Return the listing below in full, with every line exactly as it is.
————————
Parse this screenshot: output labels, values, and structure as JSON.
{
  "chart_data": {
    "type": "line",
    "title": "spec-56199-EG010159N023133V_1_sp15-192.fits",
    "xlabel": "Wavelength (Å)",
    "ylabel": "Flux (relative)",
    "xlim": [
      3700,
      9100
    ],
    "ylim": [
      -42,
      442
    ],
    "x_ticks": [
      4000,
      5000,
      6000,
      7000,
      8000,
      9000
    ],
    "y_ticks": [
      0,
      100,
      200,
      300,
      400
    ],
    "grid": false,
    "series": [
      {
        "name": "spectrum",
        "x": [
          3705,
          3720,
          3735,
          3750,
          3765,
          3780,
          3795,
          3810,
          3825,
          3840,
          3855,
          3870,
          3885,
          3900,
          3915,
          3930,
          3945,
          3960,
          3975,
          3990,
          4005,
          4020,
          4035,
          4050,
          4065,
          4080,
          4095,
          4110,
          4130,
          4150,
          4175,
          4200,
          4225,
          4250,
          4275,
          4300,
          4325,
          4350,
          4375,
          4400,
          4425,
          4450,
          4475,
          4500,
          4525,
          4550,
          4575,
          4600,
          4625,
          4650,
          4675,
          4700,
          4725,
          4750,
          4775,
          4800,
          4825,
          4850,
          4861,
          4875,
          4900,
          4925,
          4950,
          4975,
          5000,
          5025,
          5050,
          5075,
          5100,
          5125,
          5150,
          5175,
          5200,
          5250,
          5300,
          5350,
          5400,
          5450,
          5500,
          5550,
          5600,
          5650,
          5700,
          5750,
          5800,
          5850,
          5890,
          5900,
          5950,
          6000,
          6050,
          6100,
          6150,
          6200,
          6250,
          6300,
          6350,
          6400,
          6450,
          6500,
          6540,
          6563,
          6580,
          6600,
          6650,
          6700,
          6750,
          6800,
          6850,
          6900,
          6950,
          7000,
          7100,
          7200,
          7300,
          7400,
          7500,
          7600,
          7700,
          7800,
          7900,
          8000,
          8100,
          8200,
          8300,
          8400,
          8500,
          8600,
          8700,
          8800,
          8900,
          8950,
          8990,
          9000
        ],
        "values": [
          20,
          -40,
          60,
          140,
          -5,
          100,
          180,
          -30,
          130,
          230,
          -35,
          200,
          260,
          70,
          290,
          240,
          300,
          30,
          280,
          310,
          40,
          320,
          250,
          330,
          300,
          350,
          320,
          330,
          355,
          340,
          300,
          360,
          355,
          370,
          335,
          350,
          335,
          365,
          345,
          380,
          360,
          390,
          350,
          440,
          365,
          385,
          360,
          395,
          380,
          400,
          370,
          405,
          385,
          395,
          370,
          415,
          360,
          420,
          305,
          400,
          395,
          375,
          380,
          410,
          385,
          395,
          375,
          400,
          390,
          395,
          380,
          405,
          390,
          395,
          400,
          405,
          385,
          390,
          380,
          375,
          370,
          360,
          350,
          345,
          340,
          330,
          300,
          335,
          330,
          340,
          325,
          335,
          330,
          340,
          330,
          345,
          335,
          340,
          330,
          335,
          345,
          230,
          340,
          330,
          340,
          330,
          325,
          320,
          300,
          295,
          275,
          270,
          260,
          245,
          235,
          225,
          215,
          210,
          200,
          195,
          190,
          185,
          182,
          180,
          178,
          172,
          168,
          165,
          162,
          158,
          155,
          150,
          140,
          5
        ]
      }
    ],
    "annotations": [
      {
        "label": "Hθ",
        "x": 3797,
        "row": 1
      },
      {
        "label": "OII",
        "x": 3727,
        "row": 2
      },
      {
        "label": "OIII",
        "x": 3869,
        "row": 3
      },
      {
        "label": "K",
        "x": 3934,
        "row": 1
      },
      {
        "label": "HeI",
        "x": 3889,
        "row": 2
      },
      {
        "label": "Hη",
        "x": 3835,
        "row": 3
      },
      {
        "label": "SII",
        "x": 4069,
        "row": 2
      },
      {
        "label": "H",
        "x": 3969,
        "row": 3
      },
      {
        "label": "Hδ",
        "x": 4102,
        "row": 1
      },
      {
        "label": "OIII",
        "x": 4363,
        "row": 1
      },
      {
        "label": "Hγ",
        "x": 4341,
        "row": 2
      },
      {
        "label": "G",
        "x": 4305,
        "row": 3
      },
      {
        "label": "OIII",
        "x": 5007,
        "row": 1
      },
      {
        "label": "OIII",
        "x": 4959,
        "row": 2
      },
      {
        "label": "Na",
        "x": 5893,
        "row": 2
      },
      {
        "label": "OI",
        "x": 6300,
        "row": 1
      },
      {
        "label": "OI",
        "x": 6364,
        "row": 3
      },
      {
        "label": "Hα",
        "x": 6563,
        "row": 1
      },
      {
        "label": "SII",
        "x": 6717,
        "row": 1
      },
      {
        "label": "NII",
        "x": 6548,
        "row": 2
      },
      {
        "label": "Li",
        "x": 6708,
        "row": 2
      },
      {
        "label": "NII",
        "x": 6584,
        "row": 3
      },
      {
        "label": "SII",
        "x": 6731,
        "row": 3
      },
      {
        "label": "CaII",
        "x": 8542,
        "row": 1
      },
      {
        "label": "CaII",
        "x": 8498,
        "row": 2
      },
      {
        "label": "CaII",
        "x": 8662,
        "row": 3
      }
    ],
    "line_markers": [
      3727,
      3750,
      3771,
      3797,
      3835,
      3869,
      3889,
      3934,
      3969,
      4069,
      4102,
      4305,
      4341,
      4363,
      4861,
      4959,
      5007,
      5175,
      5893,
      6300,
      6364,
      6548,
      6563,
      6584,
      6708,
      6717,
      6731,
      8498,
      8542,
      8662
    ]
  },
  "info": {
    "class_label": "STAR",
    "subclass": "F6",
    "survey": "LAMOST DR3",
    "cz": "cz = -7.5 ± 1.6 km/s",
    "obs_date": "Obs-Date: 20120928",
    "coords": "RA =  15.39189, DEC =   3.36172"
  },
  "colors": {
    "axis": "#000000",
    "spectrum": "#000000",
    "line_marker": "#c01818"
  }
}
————————
#### [Answer]
Parse this screenshot: output labels, values, and structure as JSON.
{
  "chart_data": {
    "type": "line",
    "title": "spec-56199-EG010159N023133V_1_sp15-192.fits",
    "xlabel": "Wavelength (Å)",
    "ylabel": "Flux (relative)",
    "xlim": [
      3700,
      9100
    ],
    "ylim": [
      -42,
      442
    ],
    "x_ticks": [
      4000,
      5000,
      6000,
      7000,
      8000,
      9000
    ],
    "y_ticks": [
      0,
      100,
      200,
      300,
      400
    ],
    "grid": false,
    "series": [
      {
        "name": "spectrum",
        "x": [
          3705,
          3720,
          3735,
          3750,
          3765,
          3780,
          3795,
          3810,
          3825,
          3840,
          3855,
          3870,
          3885,
          3900,
          3915,
          3930,
          3945,
          3960,
          3975,
          3990,
          4005,
          4020,
          4035,
          4050,
          4065,
          4080,
          4095,
          4110,
          4130,
          4150,
          4175,
          4200,
          4225,
          4250,
          4275,
          4300,
          4325,
          4350,
          4375,
          4400,
          4425,
          4450,
          4475,
          4500,
          4525,
          4550,
          4575,
          4600,
          4625,
          4650,
          4675,
          4700,
          4725,
          4750,
          4775,
          4800,
          4825,
          4850,
          4861,
          4875,
          4900,
          4925,
          4950,
          4975,
          5000,
          5025,
          5050,
          5075,
          5100,
          5125,
          5150,
          5175,
          5200,
          5250,
          5300,
          5350,
          5400,
          5450,
          5500,
          5550,
          5600,
          5650,
          5700,
          5750,
          5800,
          5850,
          5890,
          5900,
          5950,
          6000,
          6050,
          6100,
          6150,
          6200,
          6250,
          6300,
          6350,
          6400,
          6450,
          6500,
          6540,
          6563,
          6580,
          6600,
          6650,
          6700,
          6750,
          6800,
          6850,
          6900,
          6950,
          7000,
          7100,
          7200,
          7300,
          7400,
          7500,
          7600,
          7700,
          7800,
          7900,
          8000,
          8100,
          8200,
          8300,
          8400,
          8500,
          8600,
          8700,
          8800,
          8900,
          8950,
          8990,
          9000
        ],
        "values": [
          20,
          -40,
          60,
          140,
          -5,
          100,
          180,
          -30,
          130,
          230,
          -35,
          200,
          260,
          70,
          290,
          240,
          300,
          30,
          280,
          310,
          40,
          320,
          250,
          330,
          300,
          350,
          320,
          330,
          355,
          340,
          300,
          360,
          355,
          370,
          335,
          350,
          335,
          365,
          345,
          380,
          360,
          390,
          350,
          440,
          365,
          385,
          360,
          395,
          380,
          400,
          370,
          405,
          385,
          395,
          370,
          415,
          360,
          420,
          305,
          400,
          395,
          375,
          380,
          410,
          385,
          395,
          375,
          400,
          390,
          395,
          380,
          405,
          390,
          395,
          400,
          405,
          385,
          390,
          380,
          375,
          370,
          360,
          350,
          345,
          340,
          330,
          300,
          335,
          330,
          340,
          325,
          335,
          330,
          340,
          330,
          345,
          335,
          340,
          330,
          335,
          345,
          230,
          340,
          330,
          340,
          330,
          325,
          320,
          300,
          295,
          275,
          270,
          260,
          245,
          235,
          225,
          215,
          210,
          200,
          195,
          190,
          185,
          182,
          180,
          178,
          172,
          168,
          165,
          162,
          158,
          155,
          150,
          140,
          5
        ]
      }
    ],
    "annotations": [
      {
        "label": "Hθ",
        "x": 3797,
        "row": 1
      },
      {
        "label": "OII",
        "x": 3727,
        "row": 2
      },
      {
        "label": "OIII",
        "x": 3869,
        "row": 3
      },
      {
        "label": "K",
        "x": 3934,
        "row": 1
      },
      {
        "label": "HeI",
        "x": 3889,
        "row": 2
      },
      {
        "label": "Hη",
        "x": 3835,
        "row": 3
      },
      {
        "label": "SII",
        "x": 4069,
        "row": 2
      },
      {
        "label": "H",
        "x": 3969,
        "row": 3
      },
      {
        "label": "Hδ",
        "x": 4102,
        "row": 1
      },
      {
        "label": "OIII",
        "x": 4363,
        "row": 1
      },
      {
        "label": "Hγ",
        "x": 4341,
        "row": 2
      },
      {
        "label": "G",
        "x": 4305,
        "row": 3
      },
      {
        "label": "OIII",
        "x": 5007,
        "row": 1
      },
      {
        "label": "OIII",
        "x": 4959,
        "row": 2
      },
      {
        "label": "Na",
        "x": 5893,
        "row": 2
      },
      {
        "label": "OI",
        "x": 6300,
        "row": 1
      },
      {
        "label": "OI",
        "x": 6364,
        "row": 3
      },
      {
        "label": "Hα",
        "x": 6563,
        "row": 1
      },
      {
        "label": "SII",
        "x": 6717,
        "row": 1
      },
      {
        "label": "NII",
        "x": 6548,
        "row": 2
      },
      {
        "label": "Li",
        "x": 6708,
        "row": 2
      },
      {
        "label": "NII",
        "x": 6584,
        "row": 3
      },
      {
        "label": "SII",
        "x": 6731,
        "row": 3
      },
      {
        "label": "CaII",
        "x": 8542,
        "row": 1
      },
      {
        "label": "CaII",
        "x": 8498,
        "row": 2
      },
      {
        "label": "CaII",
        "x": 8662,
        "row": 3
      }
    ],
    "line_markers": [
      3727,
      3750,
      3771,
      3797,
      3835,
      3869,
      3889,
      3934,
      3969,
      4069,
      4102,
      4305,
      4341,
      4363,
      4861,
      4959,
      5007,
      5175,
      5893,
      6300,
      6364,
      6548,
      6563,
      6584,
      6708,
      6717,
      6731,
      8498,
      8542,
      8662
    ]
  },
  "info": {
    "class_label": "STAR",
    "subclass": "F6",
    "survey": "LAMOST DR3",
    "cz": "cz = -7.5 ± 1.6 km/s",
    "obs_date": "Obs-Date: 20120928",
    "coords": "RA =  15.39189, DEC =   3.36172"
  },
  "colors": {
    "axis": "#000000",
    "spectrum": "#000000",
    "line_marker": "#c01818"
  }
}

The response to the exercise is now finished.